● WRITTEN EXERCISE
Copy out the article on the Westinghouse layoffs in Maryland word for word, from its headline to its final sentence.

● EXCERPT
>> START

Jobs gained, jobs lost HOWARD COUNTY

October 28, 1992

No sooner did word arrive that Coca-Cola was bringing 700 jobs to the state than two Coca-Colas left -- or the equivalent of them, at least.

The recent announcement that Westinghouse Electric Corp. is laying off 12 percent of its 12,000-strong work force in Maryland -- layoff notices are to go out beginning Friday -- sent waves of fear and anxiety reverberating across this region.

The downsizing is primarily expected to affect the company's units in Linthicum, where 9,500 people work, and Hunt Valley (1,800); less so at Annapolis, where 750 work; Sykesville (300) and Columbia (60). "Even though we get Coke in here, we're still losing jobs because of all the downsizing that's going on," said County Executive Charles I. Ecker. Howard is home for many of these Westinghouse employees.

>> END

● DATA LINES
>> START

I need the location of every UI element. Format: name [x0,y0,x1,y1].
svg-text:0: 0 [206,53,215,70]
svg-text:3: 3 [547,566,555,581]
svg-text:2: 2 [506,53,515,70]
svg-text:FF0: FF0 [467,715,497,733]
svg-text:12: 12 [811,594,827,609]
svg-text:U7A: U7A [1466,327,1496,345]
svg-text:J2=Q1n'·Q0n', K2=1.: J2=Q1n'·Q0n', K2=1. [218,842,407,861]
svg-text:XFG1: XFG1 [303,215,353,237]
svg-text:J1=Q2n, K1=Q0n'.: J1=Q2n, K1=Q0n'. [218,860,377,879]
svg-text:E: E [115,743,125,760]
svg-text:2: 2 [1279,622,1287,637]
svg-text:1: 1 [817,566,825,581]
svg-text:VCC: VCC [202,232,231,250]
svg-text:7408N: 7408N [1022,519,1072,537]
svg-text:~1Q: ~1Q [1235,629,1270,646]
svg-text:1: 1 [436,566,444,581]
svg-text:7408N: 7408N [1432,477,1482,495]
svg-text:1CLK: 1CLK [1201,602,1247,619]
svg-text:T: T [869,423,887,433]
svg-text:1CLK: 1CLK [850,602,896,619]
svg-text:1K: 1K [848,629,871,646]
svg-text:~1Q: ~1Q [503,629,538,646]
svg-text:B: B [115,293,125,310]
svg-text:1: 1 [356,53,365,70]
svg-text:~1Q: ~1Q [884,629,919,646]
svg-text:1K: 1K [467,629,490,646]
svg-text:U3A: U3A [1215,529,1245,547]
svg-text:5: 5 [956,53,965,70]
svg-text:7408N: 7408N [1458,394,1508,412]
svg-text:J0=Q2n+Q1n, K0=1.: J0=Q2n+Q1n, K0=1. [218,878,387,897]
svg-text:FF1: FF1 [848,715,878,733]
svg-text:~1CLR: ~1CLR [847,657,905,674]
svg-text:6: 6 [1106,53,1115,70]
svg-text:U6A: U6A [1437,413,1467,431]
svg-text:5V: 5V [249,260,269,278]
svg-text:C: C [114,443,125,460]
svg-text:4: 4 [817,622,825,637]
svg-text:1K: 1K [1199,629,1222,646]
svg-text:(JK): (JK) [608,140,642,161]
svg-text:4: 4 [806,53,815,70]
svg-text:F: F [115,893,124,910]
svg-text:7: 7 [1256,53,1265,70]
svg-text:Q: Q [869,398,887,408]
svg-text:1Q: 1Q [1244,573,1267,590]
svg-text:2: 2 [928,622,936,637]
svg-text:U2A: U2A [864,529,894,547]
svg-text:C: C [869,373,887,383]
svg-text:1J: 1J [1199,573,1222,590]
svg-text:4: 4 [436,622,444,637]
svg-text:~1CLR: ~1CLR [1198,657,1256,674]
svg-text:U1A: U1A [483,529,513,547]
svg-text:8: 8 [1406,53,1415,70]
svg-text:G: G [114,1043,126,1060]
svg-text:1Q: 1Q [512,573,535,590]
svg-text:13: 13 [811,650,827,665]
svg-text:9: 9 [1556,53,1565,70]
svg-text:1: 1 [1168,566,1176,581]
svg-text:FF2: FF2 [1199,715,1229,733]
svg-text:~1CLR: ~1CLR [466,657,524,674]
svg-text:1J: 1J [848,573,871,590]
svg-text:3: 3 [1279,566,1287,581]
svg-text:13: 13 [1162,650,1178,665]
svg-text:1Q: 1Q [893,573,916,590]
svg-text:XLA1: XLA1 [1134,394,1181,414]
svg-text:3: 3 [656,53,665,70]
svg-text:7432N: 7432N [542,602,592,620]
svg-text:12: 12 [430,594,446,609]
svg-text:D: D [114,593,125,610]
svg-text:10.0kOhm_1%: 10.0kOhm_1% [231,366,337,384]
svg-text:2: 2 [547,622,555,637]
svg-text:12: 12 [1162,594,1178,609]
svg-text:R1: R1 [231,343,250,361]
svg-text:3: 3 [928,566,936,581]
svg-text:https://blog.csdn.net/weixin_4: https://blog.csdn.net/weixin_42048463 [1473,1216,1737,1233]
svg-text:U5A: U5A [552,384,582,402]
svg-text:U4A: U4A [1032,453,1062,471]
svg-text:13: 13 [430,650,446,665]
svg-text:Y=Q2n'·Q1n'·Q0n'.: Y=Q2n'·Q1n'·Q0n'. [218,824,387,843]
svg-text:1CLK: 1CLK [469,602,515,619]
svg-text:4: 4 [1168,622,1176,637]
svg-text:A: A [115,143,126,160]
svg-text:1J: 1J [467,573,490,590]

>> END

● ANSWER TO THE PROBLEM
Jobs gained, jobs lost HOWARD COUNTY

October 28, 1992

No sooner did word arrive that Coca-Cola was bringing 700 jobs to the state than two Coca-Colas left -- or the equivalent of them, at least.

The recent announcement that Westinghouse Electric Corp. is laying off 12 percent of its 12,000-strong work force in Maryland -- layoff notices are to go out beginning Friday -- sent waves of fear and anxiety reverberating across this region.

The downsizing is primarily expected to affect the company's units in Linthicum, where 9,500 people work, and Hunt Valley (1,800); less so at Annapolis, where 750 work; Sykesville (300) and Columbia (60). "Even though we get Coke in here, we're still losing jobs because of all the downsizing that's going on," said County Executive Charles I. Ecker. Howard is home for many of these Westinghouse employees.